**TASK BRIEF:**
Change every "bbox" in the listing below to "box" and give the lines again with nothing else altered.
——
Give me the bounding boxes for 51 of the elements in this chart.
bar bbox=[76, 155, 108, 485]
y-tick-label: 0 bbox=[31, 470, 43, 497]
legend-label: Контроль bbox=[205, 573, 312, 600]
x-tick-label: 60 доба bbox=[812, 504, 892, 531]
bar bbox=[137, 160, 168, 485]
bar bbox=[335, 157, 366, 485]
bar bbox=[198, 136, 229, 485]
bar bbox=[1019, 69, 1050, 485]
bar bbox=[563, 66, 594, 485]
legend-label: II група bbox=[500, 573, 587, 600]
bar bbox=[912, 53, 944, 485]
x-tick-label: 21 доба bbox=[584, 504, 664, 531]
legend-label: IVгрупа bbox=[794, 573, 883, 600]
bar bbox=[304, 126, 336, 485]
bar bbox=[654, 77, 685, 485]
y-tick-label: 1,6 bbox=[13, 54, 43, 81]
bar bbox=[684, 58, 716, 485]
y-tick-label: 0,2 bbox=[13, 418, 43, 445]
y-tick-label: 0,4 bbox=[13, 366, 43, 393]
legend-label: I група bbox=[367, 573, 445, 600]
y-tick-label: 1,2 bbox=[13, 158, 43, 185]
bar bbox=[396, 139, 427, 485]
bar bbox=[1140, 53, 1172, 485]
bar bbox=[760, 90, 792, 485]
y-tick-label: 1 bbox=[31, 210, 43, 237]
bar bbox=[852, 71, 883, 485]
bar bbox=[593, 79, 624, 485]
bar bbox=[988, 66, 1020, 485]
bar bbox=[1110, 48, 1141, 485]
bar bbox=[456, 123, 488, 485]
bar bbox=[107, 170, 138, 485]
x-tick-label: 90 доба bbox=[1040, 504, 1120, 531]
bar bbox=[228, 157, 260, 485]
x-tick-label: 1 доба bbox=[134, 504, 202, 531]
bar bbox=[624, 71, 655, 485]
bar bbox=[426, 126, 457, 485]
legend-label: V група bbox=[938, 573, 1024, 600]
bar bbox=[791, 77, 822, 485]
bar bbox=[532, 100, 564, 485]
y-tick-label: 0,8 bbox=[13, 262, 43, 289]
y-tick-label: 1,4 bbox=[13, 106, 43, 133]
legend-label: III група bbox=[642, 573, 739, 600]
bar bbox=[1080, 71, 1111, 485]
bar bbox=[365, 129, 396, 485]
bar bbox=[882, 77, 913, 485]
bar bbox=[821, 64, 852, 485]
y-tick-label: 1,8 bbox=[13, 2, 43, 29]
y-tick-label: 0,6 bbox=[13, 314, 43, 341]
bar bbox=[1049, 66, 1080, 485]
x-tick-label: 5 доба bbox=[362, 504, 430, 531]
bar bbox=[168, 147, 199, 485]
——
**PROBLEM SOLUTION:**
Give me the bounding boxes for 51 of the elements in this chart.
bar box=[76, 155, 108, 485]
y-tick-label: 0 box=[31, 470, 43, 497]
legend-label: Контроль box=[205, 573, 312, 600]
x-tick-label: 60 доба box=[812, 504, 892, 531]
bar box=[137, 160, 168, 485]
bar box=[335, 157, 366, 485]
bar box=[198, 136, 229, 485]
bar box=[1019, 69, 1050, 485]
bar box=[563, 66, 594, 485]
legend-label: II група box=[500, 573, 587, 600]
bar box=[912, 53, 944, 485]
x-tick-label: 21 доба box=[584, 504, 664, 531]
legend-label: IVгрупа box=[794, 573, 883, 600]
bar box=[304, 126, 336, 485]
bar box=[654, 77, 685, 485]
y-tick-label: 1,6 box=[13, 54, 43, 81]
bar box=[684, 58, 716, 485]
y-tick-label: 0,2 box=[13, 418, 43, 445]
y-tick-label: 0,4 box=[13, 366, 43, 393]
legend-label: I група box=[367, 573, 445, 600]
y-tick-label: 1,2 box=[13, 158, 43, 185]
bar box=[396, 139, 427, 485]
bar box=[1140, 53, 1172, 485]
bar box=[760, 90, 792, 485]
y-tick-label: 1 box=[31, 210, 43, 237]
bar box=[852, 71, 883, 485]
bar box=[593, 79, 624, 485]
bar box=[988, 66, 1020, 485]
bar box=[1110, 48, 1141, 485]
bar box=[456, 123, 488, 485]
bar box=[107, 170, 138, 485]
x-tick-label: 90 доба box=[1040, 504, 1120, 531]
bar box=[228, 157, 260, 485]
x-tick-label: 1 доба box=[134, 504, 202, 531]
bar box=[624, 71, 655, 485]
bar box=[426, 126, 457, 485]
legend-label: V група box=[938, 573, 1024, 600]
bar box=[791, 77, 822, 485]
bar box=[532, 100, 564, 485]
y-tick-label: 0,8 box=[13, 262, 43, 289]
y-tick-label: 1,4 box=[13, 106, 43, 133]
legend-label: III група box=[642, 573, 739, 600]
bar box=[1080, 71, 1111, 485]
bar box=[365, 129, 396, 485]
bar box=[882, 77, 913, 485]
bar box=[821, 64, 852, 485]
y-tick-label: 1,8 box=[13, 2, 43, 29]
y-tick-label: 0,6 box=[13, 314, 43, 341]
bar box=[1049, 66, 1080, 485]
x-tick-label: 5 доба box=[362, 504, 430, 531]
bar box=[168, 147, 199, 485]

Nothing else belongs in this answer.